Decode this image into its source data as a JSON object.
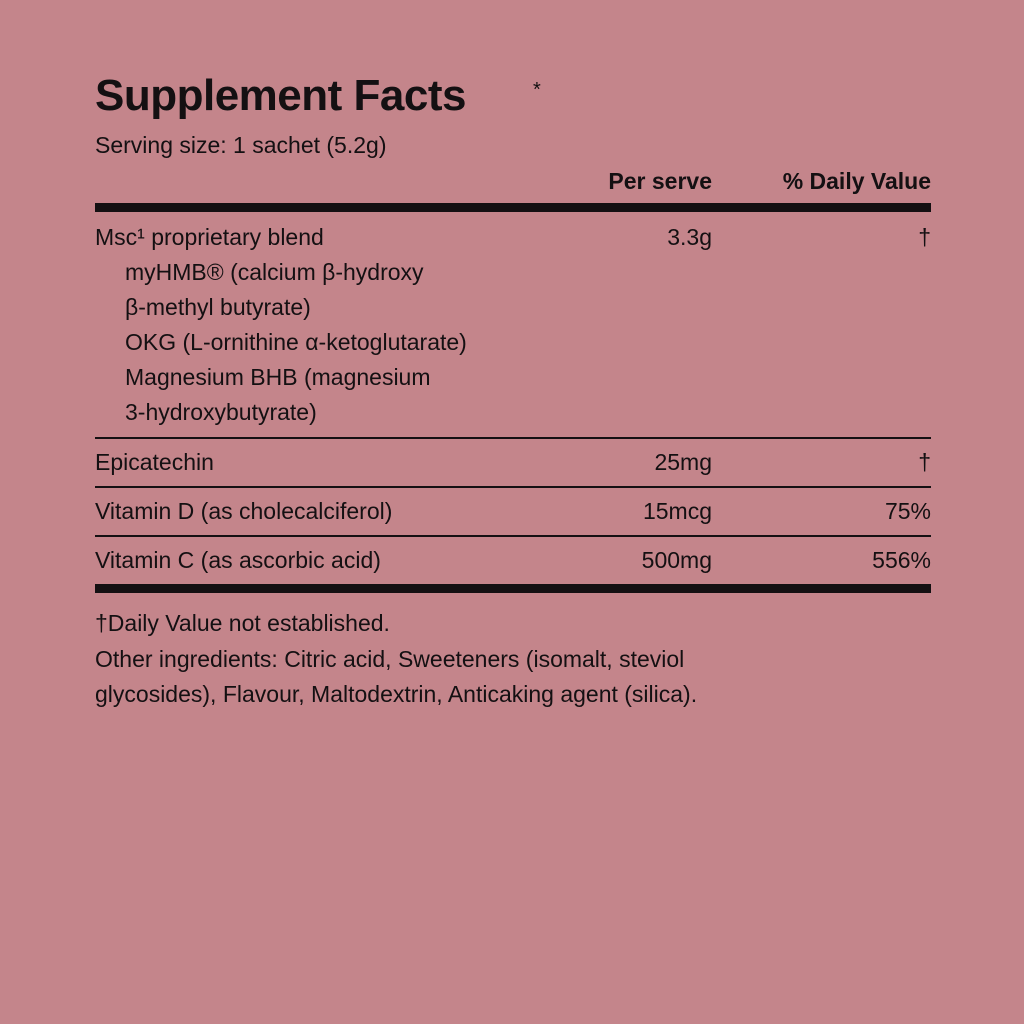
{
  "header": {
    "title": "Supplement Facts",
    "title_mark": "*",
    "serving_size": "Serving size: 1 sachet (5.2g)"
  },
  "table": {
    "columns": [
      "Per serve",
      "% Daily Value"
    ],
    "rows": [
      {
        "name": "Msc¹ proprietary blend",
        "amount": "3.3g",
        "daily_value": "†",
        "sub_lines": [
          "myHMB® (calcium β-hydroxy",
          "β-methyl butyrate)",
          "OKG (L-ornithine α-ketoglutarate)",
          "Magnesium BHB (magnesium",
          "3-hydroxybutyrate)"
        ]
      },
      {
        "name": "Epicatechin",
        "amount": "25mg",
        "daily_value": "†"
      },
      {
        "name": "Vitamin D (as cholecalciferol)",
        "amount": "15mcg",
        "daily_value": "75%"
      },
      {
        "name": "Vitamin C (as ascorbic acid)",
        "amount": "500mg",
        "daily_value": "556%"
      }
    ]
  },
  "footer": {
    "footnote": "†Daily Value not established.",
    "other_ingredients": [
      "Other ingredients: Citric acid, Sweeteners (isomalt, steviol",
      "glycosides), Flavour, Maltodextrin, Anticaking agent (silica)."
    ]
  }
}
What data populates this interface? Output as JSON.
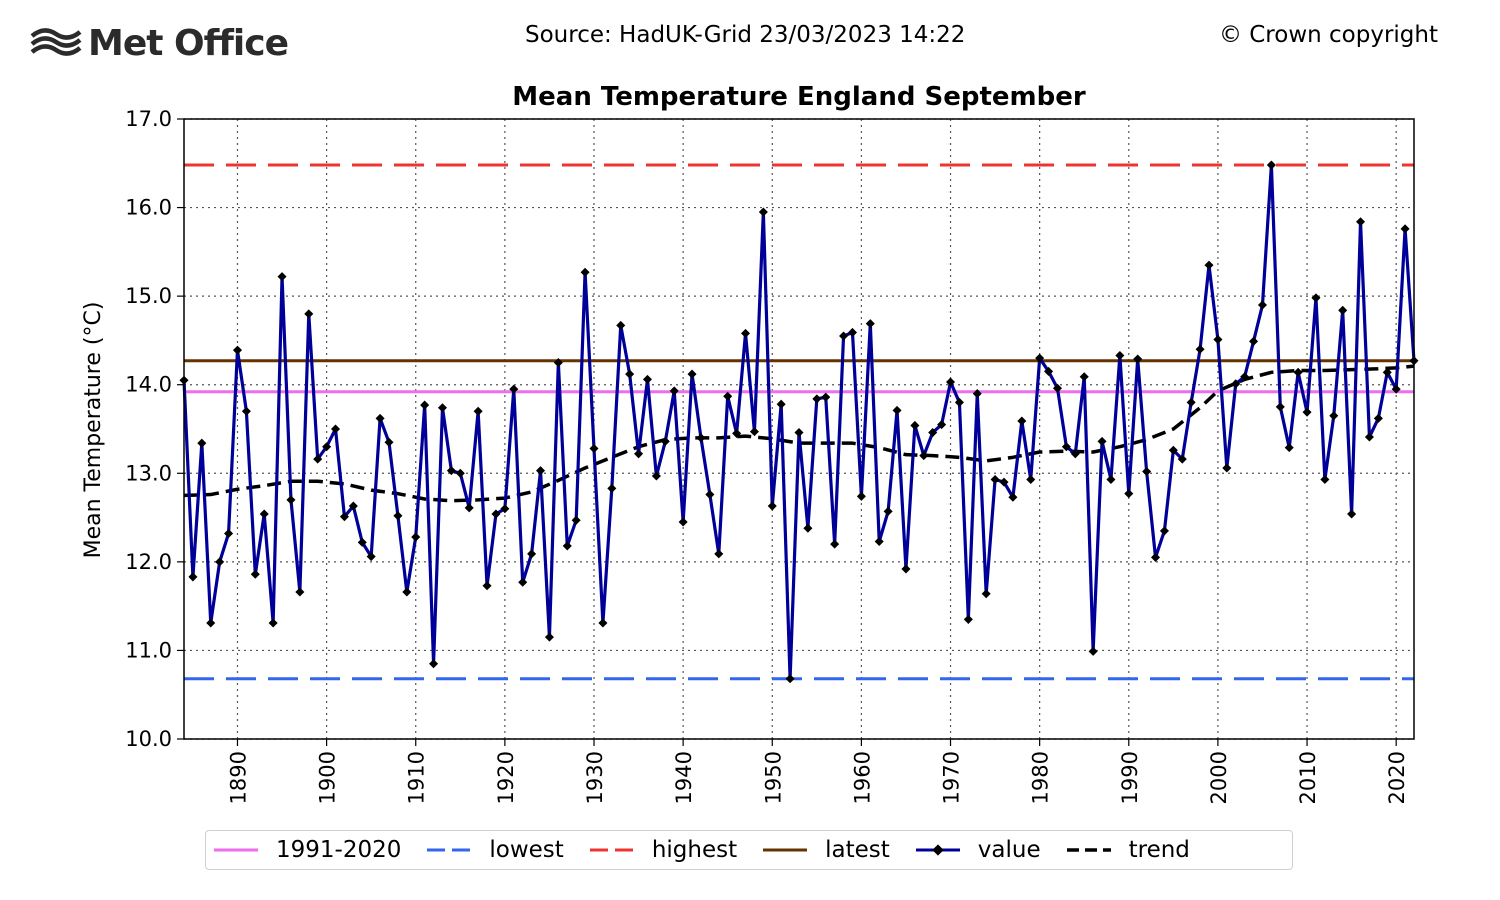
{
  "header": {
    "logo_text": "Met Office",
    "source": "Source: HadUK-Grid 23/03/2023 14:22",
    "copyright": "© Crown copyright"
  },
  "chart_data": {
    "type": "line",
    "title": "Mean Temperature England September",
    "ylabel": "Mean Temperature (°C)",
    "xlabel": "",
    "xlim": [
      1884,
      2022
    ],
    "ylim": [
      10.0,
      17.0
    ],
    "x_ticks": [
      1890,
      1900,
      1910,
      1920,
      1930,
      1940,
      1950,
      1960,
      1970,
      1980,
      1990,
      2000,
      2010,
      2020
    ],
    "y_ticks": [
      "10.0",
      "11.0",
      "12.0",
      "13.0",
      "14.0",
      "15.0",
      "16.0",
      "17.0"
    ],
    "grid": true,
    "legend_position": "bottom",
    "reference_lines": [
      {
        "name": "1991-2020",
        "value": 13.92,
        "color": "#ee6eee",
        "style": "solid"
      },
      {
        "name": "lowest",
        "value": 10.68,
        "color": "#3366ee",
        "style": "dashed"
      },
      {
        "name": "highest",
        "value": 16.48,
        "color": "#ee3333",
        "style": "dashed"
      },
      {
        "name": "latest",
        "value": 14.27,
        "color": "#663300",
        "style": "solid"
      }
    ],
    "series": [
      {
        "name": "value",
        "color": "#000099",
        "x_start": 1884,
        "values": [
          14.05,
          11.83,
          13.34,
          11.31,
          12.0,
          12.32,
          14.39,
          13.7,
          11.86,
          12.54,
          11.31,
          15.22,
          12.7,
          11.66,
          14.8,
          13.16,
          13.3,
          13.5,
          12.51,
          12.63,
          12.22,
          12.06,
          13.62,
          13.35,
          12.52,
          11.66,
          12.28,
          13.77,
          10.85,
          13.74,
          13.03,
          13.0,
          12.61,
          13.7,
          11.73,
          12.54,
          12.6,
          13.95,
          11.77,
          12.09,
          13.03,
          11.15,
          14.25,
          12.18,
          12.47,
          15.27,
          13.28,
          11.31,
          12.83,
          14.67,
          14.12,
          13.22,
          14.06,
          12.97,
          13.36,
          13.93,
          12.45,
          14.12,
          13.4,
          12.76,
          12.09,
          13.87,
          13.45,
          14.58,
          13.47,
          15.95,
          12.63,
          13.78,
          10.68,
          13.46,
          12.38,
          13.84,
          13.86,
          12.2,
          14.55,
          14.59,
          12.74,
          14.69,
          12.23,
          12.57,
          13.71,
          11.92,
          13.54,
          13.2,
          13.46,
          13.55,
          14.03,
          13.8,
          11.35,
          13.9,
          11.64,
          12.93,
          12.9,
          12.73,
          13.59,
          12.93,
          14.3,
          14.15,
          13.96,
          13.3,
          13.22,
          14.09,
          10.99,
          13.36,
          12.93,
          14.33,
          12.77,
          14.29,
          13.02,
          12.05,
          12.35,
          13.26,
          13.16,
          13.8,
          14.4,
          15.35,
          14.51,
          13.06,
          14.01,
          14.09,
          14.49,
          14.9,
          16.48,
          13.75,
          13.29,
          14.14,
          13.69,
          14.98,
          12.93,
          13.65,
          14.84,
          12.54,
          15.84,
          13.41,
          13.62,
          14.14,
          13.95,
          15.76,
          14.27
        ]
      },
      {
        "name": "trend",
        "color": "#000000",
        "points": [
          [
            1884,
            12.75
          ],
          [
            1887,
            12.76
          ],
          [
            1890,
            12.82
          ],
          [
            1893,
            12.86
          ],
          [
            1896,
            12.91
          ],
          [
            1899,
            12.91
          ],
          [
            1902,
            12.88
          ],
          [
            1905,
            12.81
          ],
          [
            1908,
            12.77
          ],
          [
            1911,
            12.71
          ],
          [
            1914,
            12.69
          ],
          [
            1917,
            12.7
          ],
          [
            1920,
            12.72
          ],
          [
            1923,
            12.79
          ],
          [
            1926,
            12.92
          ],
          [
            1929,
            13.06
          ],
          [
            1932,
            13.18
          ],
          [
            1935,
            13.3
          ],
          [
            1938,
            13.38
          ],
          [
            1941,
            13.4
          ],
          [
            1944,
            13.4
          ],
          [
            1947,
            13.42
          ],
          [
            1950,
            13.39
          ],
          [
            1953,
            13.34
          ],
          [
            1956,
            13.34
          ],
          [
            1959,
            13.34
          ],
          [
            1962,
            13.29
          ],
          [
            1965,
            13.21
          ],
          [
            1968,
            13.2
          ],
          [
            1971,
            13.18
          ],
          [
            1974,
            13.14
          ],
          [
            1977,
            13.18
          ],
          [
            1980,
            13.24
          ],
          [
            1983,
            13.25
          ],
          [
            1986,
            13.24
          ],
          [
            1989,
            13.3
          ],
          [
            1992,
            13.38
          ],
          [
            1995,
            13.5
          ],
          [
            1998,
            13.74
          ],
          [
            2000,
            13.93
          ],
          [
            2003,
            14.06
          ],
          [
            2006,
            14.14
          ],
          [
            2009,
            14.16
          ],
          [
            2012,
            14.16
          ],
          [
            2015,
            14.17
          ],
          [
            2018,
            14.18
          ],
          [
            2020,
            14.19
          ],
          [
            2022,
            14.21
          ]
        ]
      }
    ],
    "legend": [
      "1991-2020",
      "lowest",
      "highest",
      "latest",
      "value",
      "trend"
    ]
  }
}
* * *
Problem requirements —
The records above should be reproduced exactly, with no pictures included.

Answer in full —
Decode this image into its source data as a JSON object.
{
  "header": {
    "title": "Supplement Facts",
    "title_mark": "*",
    "serving_size": "Serving size: 1 sachet (5.2g)"
  },
  "table": {
    "columns": [
      "Per serve",
      "% Daily Value"
    ],
    "rows": [
      {
        "name": "Msc¹ proprietary blend",
        "amount": "3.3g",
        "daily_value": "†",
        "sub_lines": [
          "myHMB® (calcium β-hydroxy",
          "β-methyl butyrate)",
          "OKG (L-ornithine α-ketoglutarate)",
          "Magnesium BHB (magnesium",
          "3-hydroxybutyrate)"
        ]
      },
      {
        "name": "Epicatechin",
        "amount": "25mg",
        "daily_value": "†"
      },
      {
        "name": "Vitamin D (as cholecalciferol)",
        "amount": "15mcg",
        "daily_value": "75%"
      },
      {
        "name": "Vitamin C (as ascorbic acid)",
        "amount": "500mg",
        "daily_value": "556%"
      }
    ]
  },
  "footer": {
    "footnote": "†Daily Value not established.",
    "other_ingredients": [
      "Other ingredients: Citric acid, Sweeteners (isomalt, steviol",
      "glycosides), Flavour, Maltodextrin, Anticaking agent (silica)."
    ]
  }
}
What data populates this interface? Output as JSON.
{
  "header": {
    "logo_text": "Met Office",
    "source": "Source: HadUK-Grid 23/03/2023 14:22",
    "copyright": "© Crown copyright"
  },
  "chart_data": {
    "type": "line",
    "title": "Mean Temperature England September",
    "ylabel": "Mean Temperature (°C)",
    "xlabel": "",
    "xlim": [
      1884,
      2022
    ],
    "ylim": [
      10.0,
      17.0
    ],
    "x_ticks": [
      1890,
      1900,
      1910,
      1920,
      1930,
      1940,
      1950,
      1960,
      1970,
      1980,
      1990,
      2000,
      2010,
      2020
    ],
    "y_ticks": [
      "10.0",
      "11.0",
      "12.0",
      "13.0",
      "14.0",
      "15.0",
      "16.0",
      "17.0"
    ],
    "grid": true,
    "legend_position": "bottom",
    "reference_lines": [
      {
        "name": "1991-2020",
        "value": 13.92,
        "color": "#ee6eee",
        "style": "solid"
      },
      {
        "name": "lowest",
        "value": 10.68,
        "color": "#3366ee",
        "style": "dashed"
      },
      {
        "name": "highest",
        "value": 16.48,
        "color": "#ee3333",
        "style": "dashed"
      },
      {
        "name": "latest",
        "value": 14.27,
        "color": "#663300",
        "style": "solid"
      }
    ],
    "series": [
      {
        "name": "value",
        "color": "#000099",
        "x_start": 1884,
        "values": [
          14.05,
          11.83,
          13.34,
          11.31,
          12.0,
          12.32,
          14.39,
          13.7,
          11.86,
          12.54,
          11.31,
          15.22,
          12.7,
          11.66,
          14.8,
          13.16,
          13.3,
          13.5,
          12.51,
          12.63,
          12.22,
          12.06,
          13.62,
          13.35,
          12.52,
          11.66,
          12.28,
          13.77,
          10.85,
          13.74,
          13.03,
          13.0,
          12.61,
          13.7,
          11.73,
          12.54,
          12.6,
          13.95,
          11.77,
          12.09,
          13.03,
          11.15,
          14.25,
          12.18,
          12.47,
          15.27,
          13.28,
          11.31,
          12.83,
          14.67,
          14.12,
          13.22,
          14.06,
          12.97,
          13.36,
          13.93,
          12.45,
          14.12,
          13.4,
          12.76,
          12.09,
          13.87,
          13.45,
          14.58,
          13.47,
          15.95,
          12.63,
          13.78,
          10.68,
          13.46,
          12.38,
          13.84,
          13.86,
          12.2,
          14.55,
          14.59,
          12.74,
          14.69,
          12.23,
          12.57,
          13.71,
          11.92,
          13.54,
          13.2,
          13.46,
          13.55,
          14.03,
          13.8,
          11.35,
          13.9,
          11.64,
          12.93,
          12.9,
          12.73,
          13.59,
          12.93,
          14.3,
          14.15,
          13.96,
          13.3,
          13.22,
          14.09,
          10.99,
          13.36,
          12.93,
          14.33,
          12.77,
          14.29,
          13.02,
          12.05,
          12.35,
          13.26,
          13.16,
          13.8,
          14.4,
          15.35,
          14.51,
          13.06,
          14.01,
          14.09,
          14.49,
          14.9,
          16.48,
          13.75,
          13.29,
          14.14,
          13.69,
          14.98,
          12.93,
          13.65,
          14.84,
          12.54,
          15.84,
          13.41,
          13.62,
          14.14,
          13.95,
          15.76,
          14.27
        ]
      },
      {
        "name": "trend",
        "color": "#000000",
        "points": [
          [
            1884,
            12.75
          ],
          [
            1887,
            12.76
          ],
          [
            1890,
            12.82
          ],
          [
            1893,
            12.86
          ],
          [
            1896,
            12.91
          ],
          [
            1899,
            12.91
          ],
          [
            1902,
            12.88
          ],
          [
            1905,
            12.81
          ],
          [
            1908,
            12.77
          ],
          [
            1911,
            12.71
          ],
          [
            1914,
            12.69
          ],
          [
            1917,
            12.7
          ],
          [
            1920,
            12.72
          ],
          [
            1923,
            12.79
          ],
          [
            1926,
            12.92
          ],
          [
            1929,
            13.06
          ],
          [
            1932,
            13.18
          ],
          [
            1935,
            13.3
          ],
          [
            1938,
            13.38
          ],
          [
            1941,
            13.4
          ],
          [
            1944,
            13.4
          ],
          [
            1947,
            13.42
          ],
          [
            1950,
            13.39
          ],
          [
            1953,
            13.34
          ],
          [
            1956,
            13.34
          ],
          [
            1959,
            13.34
          ],
          [
            1962,
            13.29
          ],
          [
            1965,
            13.21
          ],
          [
            1968,
            13.2
          ],
          [
            1971,
            13.18
          ],
          [
            1974,
            13.14
          ],
          [
            1977,
            13.18
          ],
          [
            1980,
            13.24
          ],
          [
            1983,
            13.25
          ],
          [
            1986,
            13.24
          ],
          [
            1989,
            13.3
          ],
          [
            1992,
            13.38
          ],
          [
            1995,
            13.5
          ],
          [
            1998,
            13.74
          ],
          [
            2000,
            13.93
          ],
          [
            2003,
            14.06
          ],
          [
            2006,
            14.14
          ],
          [
            2009,
            14.16
          ],
          [
            2012,
            14.16
          ],
          [
            2015,
            14.17
          ],
          [
            2018,
            14.18
          ],
          [
            2020,
            14.19
          ],
          [
            2022,
            14.21
          ]
        ]
      }
    ],
    "legend": [
      "1991-2020",
      "lowest",
      "highest",
      "latest",
      "value",
      "trend"
    ]
  }
}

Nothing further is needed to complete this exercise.